Segment Open
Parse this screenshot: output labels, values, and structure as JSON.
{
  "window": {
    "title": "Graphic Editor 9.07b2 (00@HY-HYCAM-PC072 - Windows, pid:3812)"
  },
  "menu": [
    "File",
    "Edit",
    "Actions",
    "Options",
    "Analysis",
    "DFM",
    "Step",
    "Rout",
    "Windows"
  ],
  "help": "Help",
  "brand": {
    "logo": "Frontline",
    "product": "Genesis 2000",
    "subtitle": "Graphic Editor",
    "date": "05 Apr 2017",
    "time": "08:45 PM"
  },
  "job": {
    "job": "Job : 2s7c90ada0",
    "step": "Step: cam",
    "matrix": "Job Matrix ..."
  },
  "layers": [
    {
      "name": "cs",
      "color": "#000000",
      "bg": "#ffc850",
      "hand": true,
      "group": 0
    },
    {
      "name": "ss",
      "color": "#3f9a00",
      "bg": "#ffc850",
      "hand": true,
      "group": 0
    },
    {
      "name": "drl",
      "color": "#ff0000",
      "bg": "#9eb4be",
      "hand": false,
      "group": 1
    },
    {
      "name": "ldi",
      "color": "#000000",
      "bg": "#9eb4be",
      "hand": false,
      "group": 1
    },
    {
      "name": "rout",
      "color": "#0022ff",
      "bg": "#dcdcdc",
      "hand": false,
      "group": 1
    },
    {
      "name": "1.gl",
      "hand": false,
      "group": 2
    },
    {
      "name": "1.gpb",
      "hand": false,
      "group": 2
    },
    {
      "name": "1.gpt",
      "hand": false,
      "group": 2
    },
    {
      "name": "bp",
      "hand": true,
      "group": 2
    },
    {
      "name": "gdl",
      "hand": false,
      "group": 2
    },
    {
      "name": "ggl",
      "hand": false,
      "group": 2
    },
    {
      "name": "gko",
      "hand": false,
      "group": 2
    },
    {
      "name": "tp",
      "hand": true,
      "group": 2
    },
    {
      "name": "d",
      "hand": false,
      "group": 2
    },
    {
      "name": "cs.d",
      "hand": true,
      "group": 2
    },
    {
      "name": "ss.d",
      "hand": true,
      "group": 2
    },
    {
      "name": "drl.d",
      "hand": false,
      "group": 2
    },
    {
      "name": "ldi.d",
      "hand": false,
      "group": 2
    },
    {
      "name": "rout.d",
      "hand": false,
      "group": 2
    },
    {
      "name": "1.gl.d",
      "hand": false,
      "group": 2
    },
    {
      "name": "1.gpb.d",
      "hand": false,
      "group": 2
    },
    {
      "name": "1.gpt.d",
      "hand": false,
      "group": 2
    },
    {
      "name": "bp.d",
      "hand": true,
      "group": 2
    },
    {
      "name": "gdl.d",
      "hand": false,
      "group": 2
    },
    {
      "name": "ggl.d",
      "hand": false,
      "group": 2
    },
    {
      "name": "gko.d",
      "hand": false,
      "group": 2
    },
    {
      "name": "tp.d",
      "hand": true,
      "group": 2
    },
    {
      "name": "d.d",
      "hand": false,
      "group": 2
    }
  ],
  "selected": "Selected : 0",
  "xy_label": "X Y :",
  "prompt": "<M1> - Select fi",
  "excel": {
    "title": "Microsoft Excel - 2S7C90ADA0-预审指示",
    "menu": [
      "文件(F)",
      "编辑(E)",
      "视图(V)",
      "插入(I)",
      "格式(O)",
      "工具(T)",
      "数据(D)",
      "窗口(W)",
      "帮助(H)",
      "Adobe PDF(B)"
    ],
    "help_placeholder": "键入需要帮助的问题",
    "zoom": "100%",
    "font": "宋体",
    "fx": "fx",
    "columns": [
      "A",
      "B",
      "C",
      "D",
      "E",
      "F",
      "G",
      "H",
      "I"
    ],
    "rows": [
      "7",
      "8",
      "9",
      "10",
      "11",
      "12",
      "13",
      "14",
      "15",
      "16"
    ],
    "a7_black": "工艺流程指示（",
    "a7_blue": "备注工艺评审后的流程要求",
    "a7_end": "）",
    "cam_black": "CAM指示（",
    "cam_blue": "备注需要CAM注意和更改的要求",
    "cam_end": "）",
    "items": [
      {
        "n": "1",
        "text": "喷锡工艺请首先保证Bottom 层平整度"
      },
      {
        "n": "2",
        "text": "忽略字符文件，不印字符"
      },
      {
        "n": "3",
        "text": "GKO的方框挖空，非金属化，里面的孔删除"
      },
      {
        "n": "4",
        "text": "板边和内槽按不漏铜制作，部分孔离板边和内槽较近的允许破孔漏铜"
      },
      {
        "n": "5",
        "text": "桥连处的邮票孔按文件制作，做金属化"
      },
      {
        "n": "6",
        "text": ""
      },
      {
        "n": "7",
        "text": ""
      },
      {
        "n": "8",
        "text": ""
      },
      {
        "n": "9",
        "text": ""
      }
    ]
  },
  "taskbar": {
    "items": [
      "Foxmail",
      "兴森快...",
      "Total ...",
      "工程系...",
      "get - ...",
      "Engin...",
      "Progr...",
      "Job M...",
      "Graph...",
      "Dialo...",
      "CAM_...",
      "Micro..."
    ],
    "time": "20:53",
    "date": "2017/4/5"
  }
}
Segment Closed
→ **Exercise details**: Please give the listing above one more time, exactly as it reads.

→ **Result for this exercise**:
Parse this screenshot: output labels, values, and structure as JSON.
{
  "window": {
    "title": "Graphic Editor 9.07b2 (00@HY-HYCAM-PC072 - Windows, pid:3812)"
  },
  "menu": [
    "File",
    "Edit",
    "Actions",
    "Options",
    "Analysis",
    "DFM",
    "Step",
    "Rout",
    "Windows"
  ],
  "help": "Help",
  "brand": {
    "logo": "Frontline",
    "product": "Genesis 2000",
    "subtitle": "Graphic Editor",
    "date": "05 Apr 2017",
    "time": "08:45 PM"
  },
  "job": {
    "job": "Job : 2s7c90ada0",
    "step": "Step: cam",
    "matrix": "Job Matrix ..."
  },
  "layers": [
    {
      "name": "cs",
      "color": "#000000",
      "bg": "#ffc850",
      "hand": true,
      "group": 0
    },
    {
      "name": "ss",
      "color": "#3f9a00",
      "bg": "#ffc850",
      "hand": true,
      "group": 0
    },
    {
      "name": "drl",
      "color": "#ff0000",
      "bg": "#9eb4be",
      "hand": false,
      "group": 1
    },
    {
      "name": "ldi",
      "color": "#000000",
      "bg": "#9eb4be",
      "hand": false,
      "group": 1
    },
    {
      "name": "rout",
      "color": "#0022ff",
      "bg": "#dcdcdc",
      "hand": false,
      "group": 1
    },
    {
      "name": "1.gl",
      "hand": false,
      "group": 2
    },
    {
      "name": "1.gpb",
      "hand": false,
      "group": 2
    },
    {
      "name": "1.gpt",
      "hand": false,
      "group": 2
    },
    {
      "name": "bp",
      "hand": true,
      "group": 2
    },
    {
      "name": "gdl",
      "hand": false,
      "group": 2
    },
    {
      "name": "ggl",
      "hand": false,
      "group": 2
    },
    {
      "name": "gko",
      "hand": false,
      "group": 2
    },
    {
      "name": "tp",
      "hand": true,
      "group": 2
    },
    {
      "name": "d",
      "hand": false,
      "group": 2
    },
    {
      "name": "cs.d",
      "hand": true,
      "group": 2
    },
    {
      "name": "ss.d",
      "hand": true,
      "group": 2
    },
    {
      "name": "drl.d",
      "hand": false,
      "group": 2
    },
    {
      "name": "ldi.d",
      "hand": false,
      "group": 2
    },
    {
      "name": "rout.d",
      "hand": false,
      "group": 2
    },
    {
      "name": "1.gl.d",
      "hand": false,
      "group": 2
    },
    {
      "name": "1.gpb.d",
      "hand": false,
      "group": 2
    },
    {
      "name": "1.gpt.d",
      "hand": false,
      "group": 2
    },
    {
      "name": "bp.d",
      "hand": true,
      "group": 2
    },
    {
      "name": "gdl.d",
      "hand": false,
      "group": 2
    },
    {
      "name": "ggl.d",
      "hand": false,
      "group": 2
    },
    {
      "name": "gko.d",
      "hand": false,
      "group": 2
    },
    {
      "name": "tp.d",
      "hand": true,
      "group": 2
    },
    {
      "name": "d.d",
      "hand": false,
      "group": 2
    }
  ],
  "selected": "Selected : 0",
  "xy_label": "X Y :",
  "prompt": "<M1> - Select fi",
  "excel": {
    "title": "Microsoft Excel - 2S7C90ADA0-预审指示",
    "menu": [
      "文件(F)",
      "编辑(E)",
      "视图(V)",
      "插入(I)",
      "格式(O)",
      "工具(T)",
      "数据(D)",
      "窗口(W)",
      "帮助(H)",
      "Adobe PDF(B)"
    ],
    "help_placeholder": "键入需要帮助的问题",
    "zoom": "100%",
    "font": "宋体",
    "fx": "fx",
    "columns": [
      "A",
      "B",
      "C",
      "D",
      "E",
      "F",
      "G",
      "H",
      "I"
    ],
    "rows": [
      "7",
      "8",
      "9",
      "10",
      "11",
      "12",
      "13",
      "14",
      "15",
      "16"
    ],
    "a7_black": "工艺流程指示（",
    "a7_blue": "备注工艺评审后的流程要求",
    "a7_end": "）",
    "cam_black": "CAM指示（",
    "cam_blue": "备注需要CAM注意和更改的要求",
    "cam_end": "）",
    "items": [
      {
        "n": "1",
        "text": "喷锡工艺请首先保证Bottom 层平整度"
      },
      {
        "n": "2",
        "text": "忽略字符文件，不印字符"
      },
      {
        "n": "3",
        "text": "GKO的方框挖空，非金属化，里面的孔删除"
      },
      {
        "n": "4",
        "text": "板边和内槽按不漏铜制作，部分孔离板边和内槽较近的允许破孔漏铜"
      },
      {
        "n": "5",
        "text": "桥连处的邮票孔按文件制作，做金属化"
      },
      {
        "n": "6",
        "text": ""
      },
      {
        "n": "7",
        "text": ""
      },
      {
        "n": "8",
        "text": ""
      },
      {
        "n": "9",
        "text": ""
      }
    ]
  },
  "taskbar": {
    "items": [
      "Foxmail",
      "兴森快...",
      "Total ...",
      "工程系...",
      "get - ...",
      "Engin...",
      "Progr...",
      "Job M...",
      "Graph...",
      "Dialo...",
      "CAM_...",
      "Micro..."
    ],
    "time": "20:53",
    "date": "2017/4/5"
  }
}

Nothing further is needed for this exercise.